(Structured figure records)
• • • • • • •

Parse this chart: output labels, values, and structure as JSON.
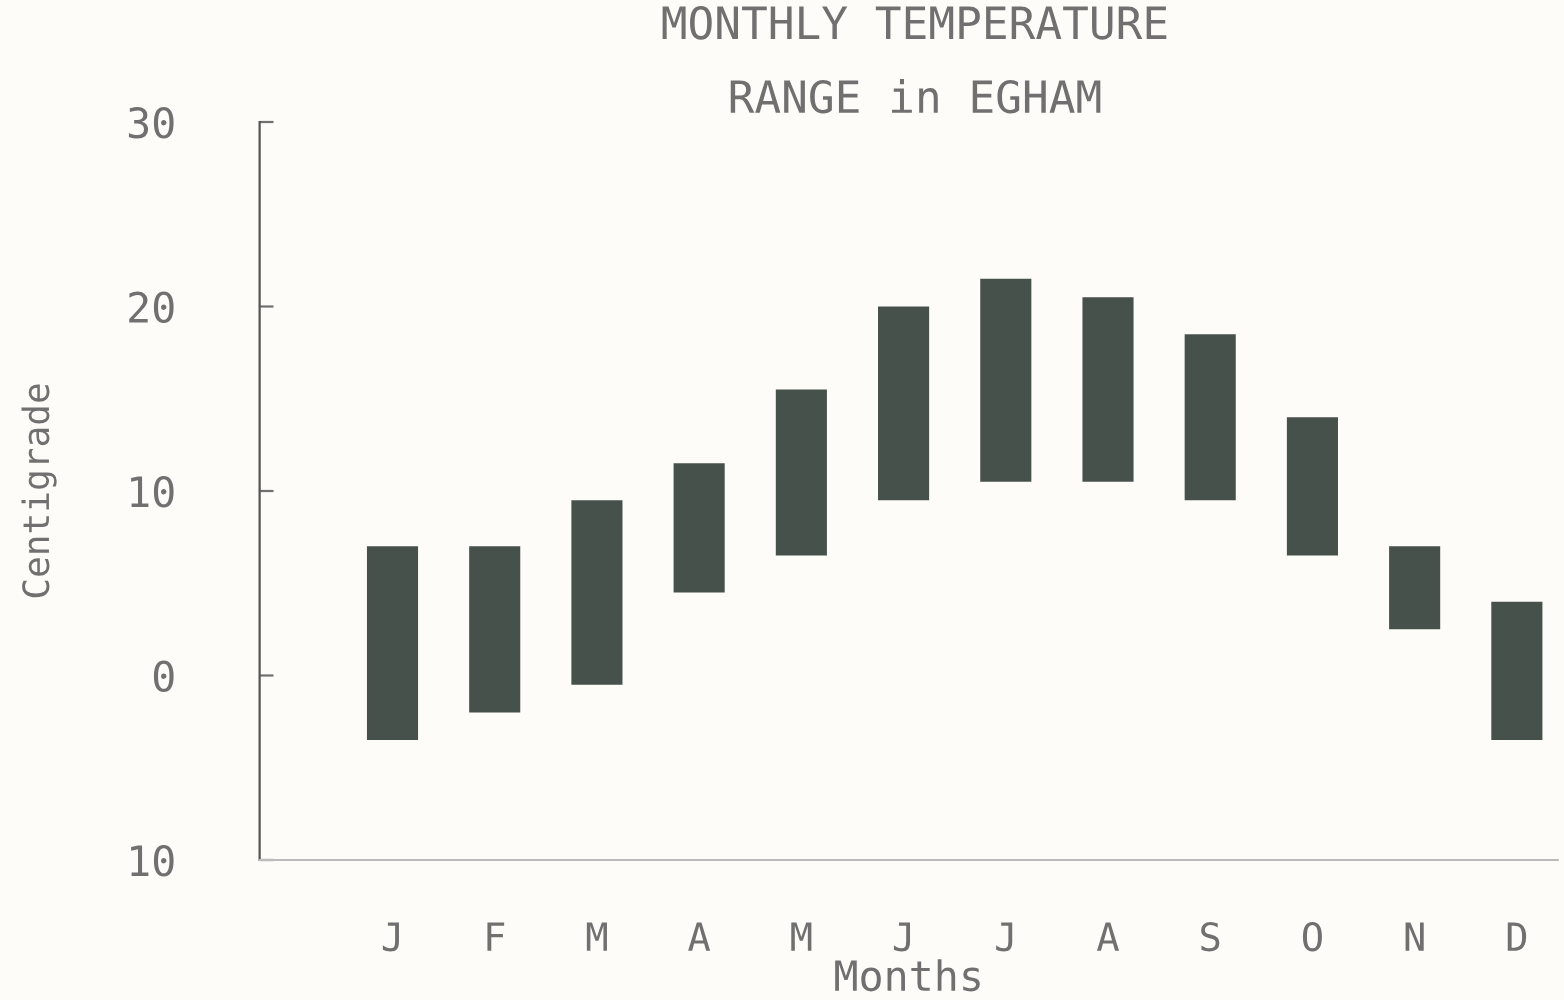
{
  "chart_data": {
    "type": "bar",
    "title": "MONTHLY TEMPERATURE\nRANGE in EGHAM",
    "xlabel": "Months",
    "ylabel": "Centigrade",
    "categories": [
      "J",
      "F",
      "M",
      "A",
      "M",
      "J",
      "J",
      "A",
      "S",
      "O",
      "N",
      "D"
    ],
    "base": [
      -3.5,
      -2,
      -0.5,
      4.5,
      6.5,
      9.5,
      10.5,
      10.5,
      9.5,
      6.5,
      2.5,
      -3.5
    ],
    "values": [
      10.5,
      9,
      10,
      7,
      9,
      10.5,
      11,
      10,
      9,
      7.5,
      4.5,
      7.5
    ],
    "color": "#46514c",
    "ylim": [
      -10,
      30
    ],
    "yticks": [
      {
        "value": -10,
        "label": "10"
      },
      0,
      10,
      20,
      30
    ],
    "grid": false,
    "legend": false
  }
}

• • • • • • •

▶ **Exercise objective**
Without the pictures, repeat the listing above exactly.

▶ **Reply**
Parse this chart: output labels, values, and structure as JSON.
{
  "chart_data": {
    "type": "bar",
    "title": "MONTHLY TEMPERATURE\nRANGE in EGHAM",
    "xlabel": "Months",
    "ylabel": "Centigrade",
    "categories": [
      "J",
      "F",
      "M",
      "A",
      "M",
      "J",
      "J",
      "A",
      "S",
      "O",
      "N",
      "D"
    ],
    "base": [
      -3.5,
      -2,
      -0.5,
      4.5,
      6.5,
      9.5,
      10.5,
      10.5,
      9.5,
      6.5,
      2.5,
      -3.5
    ],
    "values": [
      10.5,
      9,
      10,
      7,
      9,
      10.5,
      11,
      10,
      9,
      7.5,
      4.5,
      7.5
    ],
    "color": "#46514c",
    "ylim": [
      -10,
      30
    ],
    "yticks": [
      {
        "value": -10,
        "label": "10"
      },
      0,
      10,
      20,
      30
    ],
    "grid": false,
    "legend": false
  }
}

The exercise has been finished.